■ What the exercise asks:
The records that follow should be retyped word for word.
+++ Available records +++
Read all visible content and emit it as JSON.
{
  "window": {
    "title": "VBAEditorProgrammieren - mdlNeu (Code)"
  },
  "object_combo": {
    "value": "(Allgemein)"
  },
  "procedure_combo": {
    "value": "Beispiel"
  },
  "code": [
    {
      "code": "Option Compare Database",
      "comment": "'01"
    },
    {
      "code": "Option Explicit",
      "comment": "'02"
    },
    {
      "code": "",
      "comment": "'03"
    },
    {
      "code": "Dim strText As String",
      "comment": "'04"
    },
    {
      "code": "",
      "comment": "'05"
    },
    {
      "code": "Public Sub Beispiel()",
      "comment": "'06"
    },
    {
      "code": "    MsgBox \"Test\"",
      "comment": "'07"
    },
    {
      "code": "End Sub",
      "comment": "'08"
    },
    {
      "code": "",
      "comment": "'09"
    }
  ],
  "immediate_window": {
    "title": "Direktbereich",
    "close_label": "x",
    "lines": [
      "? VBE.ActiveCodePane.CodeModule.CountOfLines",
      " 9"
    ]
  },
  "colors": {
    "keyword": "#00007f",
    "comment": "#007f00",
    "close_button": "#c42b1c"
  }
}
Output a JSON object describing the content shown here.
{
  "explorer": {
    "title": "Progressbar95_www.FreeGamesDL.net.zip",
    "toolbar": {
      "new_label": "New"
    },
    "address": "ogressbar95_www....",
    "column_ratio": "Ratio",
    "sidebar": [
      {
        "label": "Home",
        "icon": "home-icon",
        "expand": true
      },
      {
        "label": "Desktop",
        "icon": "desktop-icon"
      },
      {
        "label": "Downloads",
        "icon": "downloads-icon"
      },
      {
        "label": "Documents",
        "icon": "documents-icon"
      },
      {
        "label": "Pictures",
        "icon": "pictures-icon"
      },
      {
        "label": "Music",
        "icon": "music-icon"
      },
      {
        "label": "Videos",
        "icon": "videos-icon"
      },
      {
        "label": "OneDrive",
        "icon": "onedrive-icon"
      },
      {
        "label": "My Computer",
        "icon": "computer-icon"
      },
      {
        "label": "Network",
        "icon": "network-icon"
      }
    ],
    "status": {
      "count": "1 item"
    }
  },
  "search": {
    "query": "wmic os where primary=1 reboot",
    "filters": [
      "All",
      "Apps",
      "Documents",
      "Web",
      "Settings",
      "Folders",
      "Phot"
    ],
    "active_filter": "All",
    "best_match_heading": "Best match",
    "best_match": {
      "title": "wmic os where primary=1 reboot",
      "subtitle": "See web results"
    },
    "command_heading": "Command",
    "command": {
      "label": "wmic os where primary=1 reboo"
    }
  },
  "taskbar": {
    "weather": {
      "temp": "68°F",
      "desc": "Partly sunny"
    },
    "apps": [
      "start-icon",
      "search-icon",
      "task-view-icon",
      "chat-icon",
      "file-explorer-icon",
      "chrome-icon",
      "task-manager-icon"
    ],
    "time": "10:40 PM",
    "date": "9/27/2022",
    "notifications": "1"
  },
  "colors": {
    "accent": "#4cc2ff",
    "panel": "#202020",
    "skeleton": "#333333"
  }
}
+++
■ Right answer:
Read all visible content and emit it as JSON.
{
  "window": {
    "title": "VBAEditorProgrammieren - mdlNeu (Code)"
  },
  "object_combo": {
    "value": "(Allgemein)"
  },
  "procedure_combo": {
    "value": "Beispiel"
  },
  "code": [
    {
      "code": "Option Compare Database",
      "comment": "'01"
    },
    {
      "code": "Option Explicit",
      "comment": "'02"
    },
    {
      "code": "",
      "comment": "'03"
    },
    {
      "code": "Dim strText As String",
      "comment": "'04"
    },
    {
      "code": "",
      "comment": "'05"
    },
    {
      "code": "Public Sub Beispiel()",
      "comment": "'06"
    },
    {
      "code": "    MsgBox \"Test\"",
      "comment": "'07"
    },
    {
      "code": "End Sub",
      "comment": "'08"
    },
    {
      "code": "",
      "comment": "'09"
    }
  ],
  "immediate_window": {
    "title": "Direktbereich",
    "close_label": "x",
    "lines": [
      "? VBE.ActiveCodePane.CodeModule.CountOfLines",
      " 9"
    ]
  },
  "colors": {
    "keyword": "#00007f",
    "comment": "#007f00",
    "close_button": "#c42b1c"
  }
}
Output a JSON object describing the content shown here.
{
  "explorer": {
    "title": "Progressbar95_www.FreeGamesDL.net.zip",
    "toolbar": {
      "new_label": "New"
    },
    "address": "ogressbar95_www....",
    "column_ratio": "Ratio",
    "sidebar": [
      {
        "label": "Home",
        "icon": "home-icon",
        "expand": true
      },
      {
        "label": "Desktop",
        "icon": "desktop-icon"
      },
      {
        "label": "Downloads",
        "icon": "downloads-icon"
      },
      {
        "label": "Documents",
        "icon": "documents-icon"
      },
      {
        "label": "Pictures",
        "icon": "pictures-icon"
      },
      {
        "label": "Music",
        "icon": "music-icon"
      },
      {
        "label": "Videos",
        "icon": "videos-icon"
      },
      {
        "label": "OneDrive",
        "icon": "onedrive-icon"
      },
      {
        "label": "My Computer",
        "icon": "computer-icon"
      },
      {
        "label": "Network",
        "icon": "network-icon"
      }
    ],
    "status": {
      "count": "1 item"
    }
  },
  "search": {
    "query": "wmic os where primary=1 reboot",
    "filters": [
      "All",
      "Apps",
      "Documents",
      "Web",
      "Settings",
      "Folders",
      "Phot"
    ],
    "active_filter": "All",
    "best_match_heading": "Best match",
    "best_match": {
      "title": "wmic os where primary=1 reboot",
      "subtitle": "See web results"
    },
    "command_heading": "Command",
    "command": {
      "label": "wmic os where primary=1 reboo"
    }
  },
  "taskbar": {
    "weather": {
      "temp": "68°F",
      "desc": "Partly sunny"
    },
    "apps": [
      "start-icon",
      "search-icon",
      "task-view-icon",
      "chat-icon",
      "file-explorer-icon",
      "chrome-icon",
      "task-manager-icon"
    ],
    "time": "10:40 PM",
    "date": "9/27/2022",
    "notifications": "1"
  },
  "colors": {
    "accent": "#4cc2ff",
    "panel": "#202020",
    "skeleton": "#333333"
  }
}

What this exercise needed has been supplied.